WHAT THE TASK ASKS
Nothing may be dropped or altered: reproduce all the data.
(begin)
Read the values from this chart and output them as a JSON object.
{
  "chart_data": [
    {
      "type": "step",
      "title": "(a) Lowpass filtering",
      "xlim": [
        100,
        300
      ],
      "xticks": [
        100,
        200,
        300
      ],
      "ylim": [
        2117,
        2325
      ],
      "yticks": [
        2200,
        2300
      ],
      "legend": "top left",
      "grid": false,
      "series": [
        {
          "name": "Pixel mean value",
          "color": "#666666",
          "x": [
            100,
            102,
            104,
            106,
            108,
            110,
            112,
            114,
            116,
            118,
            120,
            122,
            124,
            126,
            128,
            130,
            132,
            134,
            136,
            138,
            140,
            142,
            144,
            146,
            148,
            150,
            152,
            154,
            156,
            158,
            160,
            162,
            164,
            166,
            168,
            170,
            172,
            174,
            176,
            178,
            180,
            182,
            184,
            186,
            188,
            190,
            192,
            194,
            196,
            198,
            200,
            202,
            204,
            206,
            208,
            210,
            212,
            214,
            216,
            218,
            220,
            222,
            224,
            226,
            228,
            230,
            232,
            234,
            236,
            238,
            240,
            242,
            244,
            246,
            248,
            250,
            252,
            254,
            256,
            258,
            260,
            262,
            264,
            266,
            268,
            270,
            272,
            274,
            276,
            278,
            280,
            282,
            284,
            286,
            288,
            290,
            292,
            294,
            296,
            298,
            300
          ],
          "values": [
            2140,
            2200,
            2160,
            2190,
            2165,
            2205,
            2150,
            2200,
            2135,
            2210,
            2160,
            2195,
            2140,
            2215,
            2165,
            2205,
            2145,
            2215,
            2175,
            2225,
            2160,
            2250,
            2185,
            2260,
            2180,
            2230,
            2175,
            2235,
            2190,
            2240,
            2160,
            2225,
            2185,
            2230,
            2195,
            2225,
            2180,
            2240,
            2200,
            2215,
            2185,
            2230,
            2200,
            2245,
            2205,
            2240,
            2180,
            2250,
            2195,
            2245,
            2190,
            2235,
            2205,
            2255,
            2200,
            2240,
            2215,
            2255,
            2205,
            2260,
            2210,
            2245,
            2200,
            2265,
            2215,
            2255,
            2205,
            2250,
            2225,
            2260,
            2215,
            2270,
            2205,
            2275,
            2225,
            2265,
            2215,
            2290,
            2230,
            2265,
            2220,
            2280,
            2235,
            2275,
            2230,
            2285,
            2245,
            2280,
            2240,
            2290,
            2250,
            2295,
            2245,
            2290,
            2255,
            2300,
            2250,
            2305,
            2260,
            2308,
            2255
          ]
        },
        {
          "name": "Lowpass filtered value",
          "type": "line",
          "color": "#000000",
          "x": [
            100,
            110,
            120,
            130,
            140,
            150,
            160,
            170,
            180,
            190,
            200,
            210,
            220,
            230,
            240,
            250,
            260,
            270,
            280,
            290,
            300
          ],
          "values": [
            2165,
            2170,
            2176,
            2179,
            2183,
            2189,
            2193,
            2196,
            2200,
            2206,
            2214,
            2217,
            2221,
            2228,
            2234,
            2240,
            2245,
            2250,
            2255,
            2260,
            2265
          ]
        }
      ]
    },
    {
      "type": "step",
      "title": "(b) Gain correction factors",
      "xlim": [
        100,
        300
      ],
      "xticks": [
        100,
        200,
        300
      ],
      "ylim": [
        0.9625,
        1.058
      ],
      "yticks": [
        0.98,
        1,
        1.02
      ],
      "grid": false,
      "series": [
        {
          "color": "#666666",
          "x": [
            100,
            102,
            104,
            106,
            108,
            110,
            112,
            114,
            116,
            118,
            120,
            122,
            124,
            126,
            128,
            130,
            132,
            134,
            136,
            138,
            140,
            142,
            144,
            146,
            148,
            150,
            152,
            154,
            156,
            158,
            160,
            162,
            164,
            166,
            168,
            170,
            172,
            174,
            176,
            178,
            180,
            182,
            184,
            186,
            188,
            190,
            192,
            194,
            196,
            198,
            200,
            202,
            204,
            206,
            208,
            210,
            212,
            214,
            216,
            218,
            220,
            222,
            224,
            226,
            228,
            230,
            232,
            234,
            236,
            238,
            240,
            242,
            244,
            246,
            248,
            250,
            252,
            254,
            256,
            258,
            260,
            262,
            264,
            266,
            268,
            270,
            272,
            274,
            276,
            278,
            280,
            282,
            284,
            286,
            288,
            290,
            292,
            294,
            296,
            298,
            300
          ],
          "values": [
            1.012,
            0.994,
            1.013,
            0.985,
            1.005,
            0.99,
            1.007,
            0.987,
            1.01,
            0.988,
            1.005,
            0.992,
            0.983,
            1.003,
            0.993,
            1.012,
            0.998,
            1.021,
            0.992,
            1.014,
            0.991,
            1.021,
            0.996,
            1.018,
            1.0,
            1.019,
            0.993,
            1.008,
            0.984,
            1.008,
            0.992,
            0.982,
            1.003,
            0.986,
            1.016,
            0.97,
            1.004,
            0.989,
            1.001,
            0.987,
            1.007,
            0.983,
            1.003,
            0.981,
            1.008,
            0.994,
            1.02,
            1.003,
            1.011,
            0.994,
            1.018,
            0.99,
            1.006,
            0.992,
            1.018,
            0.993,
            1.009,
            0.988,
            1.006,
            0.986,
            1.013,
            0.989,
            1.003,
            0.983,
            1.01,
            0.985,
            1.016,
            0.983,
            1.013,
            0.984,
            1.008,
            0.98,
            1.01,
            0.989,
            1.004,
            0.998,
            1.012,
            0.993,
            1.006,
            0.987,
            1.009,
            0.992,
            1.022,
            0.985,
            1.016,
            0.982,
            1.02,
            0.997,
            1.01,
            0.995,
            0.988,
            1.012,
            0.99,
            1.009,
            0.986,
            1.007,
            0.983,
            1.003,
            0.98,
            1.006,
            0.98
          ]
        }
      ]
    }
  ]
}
(end)
THE OUTPUT
Read the values from this chart and output them as a JSON object.
{
  "chart_data": [
    {
      "type": "step",
      "title": "(a) Lowpass filtering",
      "xlim": [
        100,
        300
      ],
      "xticks": [
        100,
        200,
        300
      ],
      "ylim": [
        2117,
        2325
      ],
      "yticks": [
        2200,
        2300
      ],
      "legend": "top left",
      "grid": false,
      "series": [
        {
          "name": "Pixel mean value",
          "color": "#666666",
          "x": [
            100,
            102,
            104,
            106,
            108,
            110,
            112,
            114,
            116,
            118,
            120,
            122,
            124,
            126,
            128,
            130,
            132,
            134,
            136,
            138,
            140,
            142,
            144,
            146,
            148,
            150,
            152,
            154,
            156,
            158,
            160,
            162,
            164,
            166,
            168,
            170,
            172,
            174,
            176,
            178,
            180,
            182,
            184,
            186,
            188,
            190,
            192,
            194,
            196,
            198,
            200,
            202,
            204,
            206,
            208,
            210,
            212,
            214,
            216,
            218,
            220,
            222,
            224,
            226,
            228,
            230,
            232,
            234,
            236,
            238,
            240,
            242,
            244,
            246,
            248,
            250,
            252,
            254,
            256,
            258,
            260,
            262,
            264,
            266,
            268,
            270,
            272,
            274,
            276,
            278,
            280,
            282,
            284,
            286,
            288,
            290,
            292,
            294,
            296,
            298,
            300
          ],
          "values": [
            2140,
            2200,
            2160,
            2190,
            2165,
            2205,
            2150,
            2200,
            2135,
            2210,
            2160,
            2195,
            2140,
            2215,
            2165,
            2205,
            2145,
            2215,
            2175,
            2225,
            2160,
            2250,
            2185,
            2260,
            2180,
            2230,
            2175,
            2235,
            2190,
            2240,
            2160,
            2225,
            2185,
            2230,
            2195,
            2225,
            2180,
            2240,
            2200,
            2215,
            2185,
            2230,
            2200,
            2245,
            2205,
            2240,
            2180,
            2250,
            2195,
            2245,
            2190,
            2235,
            2205,
            2255,
            2200,
            2240,
            2215,
            2255,
            2205,
            2260,
            2210,
            2245,
            2200,
            2265,
            2215,
            2255,
            2205,
            2250,
            2225,
            2260,
            2215,
            2270,
            2205,
            2275,
            2225,
            2265,
            2215,
            2290,
            2230,
            2265,
            2220,
            2280,
            2235,
            2275,
            2230,
            2285,
            2245,
            2280,
            2240,
            2290,
            2250,
            2295,
            2245,
            2290,
            2255,
            2300,
            2250,
            2305,
            2260,
            2308,
            2255
          ]
        },
        {
          "name": "Lowpass filtered value",
          "type": "line",
          "color": "#000000",
          "x": [
            100,
            110,
            120,
            130,
            140,
            150,
            160,
            170,
            180,
            190,
            200,
            210,
            220,
            230,
            240,
            250,
            260,
            270,
            280,
            290,
            300
          ],
          "values": [
            2165,
            2170,
            2176,
            2179,
            2183,
            2189,
            2193,
            2196,
            2200,
            2206,
            2214,
            2217,
            2221,
            2228,
            2234,
            2240,
            2245,
            2250,
            2255,
            2260,
            2265
          ]
        }
      ]
    },
    {
      "type": "step",
      "title": "(b) Gain correction factors",
      "xlim": [
        100,
        300
      ],
      "xticks": [
        100,
        200,
        300
      ],
      "ylim": [
        0.9625,
        1.058
      ],
      "yticks": [
        0.98,
        1,
        1.02
      ],
      "grid": false,
      "series": [
        {
          "color": "#666666",
          "x": [
            100,
            102,
            104,
            106,
            108,
            110,
            112,
            114,
            116,
            118,
            120,
            122,
            124,
            126,
            128,
            130,
            132,
            134,
            136,
            138,
            140,
            142,
            144,
            146,
            148,
            150,
            152,
            154,
            156,
            158,
            160,
            162,
            164,
            166,
            168,
            170,
            172,
            174,
            176,
            178,
            180,
            182,
            184,
            186,
            188,
            190,
            192,
            194,
            196,
            198,
            200,
            202,
            204,
            206,
            208,
            210,
            212,
            214,
            216,
            218,
            220,
            222,
            224,
            226,
            228,
            230,
            232,
            234,
            236,
            238,
            240,
            242,
            244,
            246,
            248,
            250,
            252,
            254,
            256,
            258,
            260,
            262,
            264,
            266,
            268,
            270,
            272,
            274,
            276,
            278,
            280,
            282,
            284,
            286,
            288,
            290,
            292,
            294,
            296,
            298,
            300
          ],
          "values": [
            1.012,
            0.994,
            1.013,
            0.985,
            1.005,
            0.99,
            1.007,
            0.987,
            1.01,
            0.988,
            1.005,
            0.992,
            0.983,
            1.003,
            0.993,
            1.012,
            0.998,
            1.021,
            0.992,
            1.014,
            0.991,
            1.021,
            0.996,
            1.018,
            1.0,
            1.019,
            0.993,
            1.008,
            0.984,
            1.008,
            0.992,
            0.982,
            1.003,
            0.986,
            1.016,
            0.97,
            1.004,
            0.989,
            1.001,
            0.987,
            1.007,
            0.983,
            1.003,
            0.981,
            1.008,
            0.994,
            1.02,
            1.003,
            1.011,
            0.994,
            1.018,
            0.99,
            1.006,
            0.992,
            1.018,
            0.993,
            1.009,
            0.988,
            1.006,
            0.986,
            1.013,
            0.989,
            1.003,
            0.983,
            1.01,
            0.985,
            1.016,
            0.983,
            1.013,
            0.984,
            1.008,
            0.98,
            1.01,
            0.989,
            1.004,
            0.998,
            1.012,
            0.993,
            1.006,
            0.987,
            1.009,
            0.992,
            1.022,
            0.985,
            1.016,
            0.982,
            1.02,
            0.997,
            1.01,
            0.995,
            0.988,
            1.012,
            0.99,
            1.009,
            0.986,
            1.007,
            0.983,
            1.003,
            0.98,
            1.006,
            0.98
          ]
        }
      ]
    }
  ]
}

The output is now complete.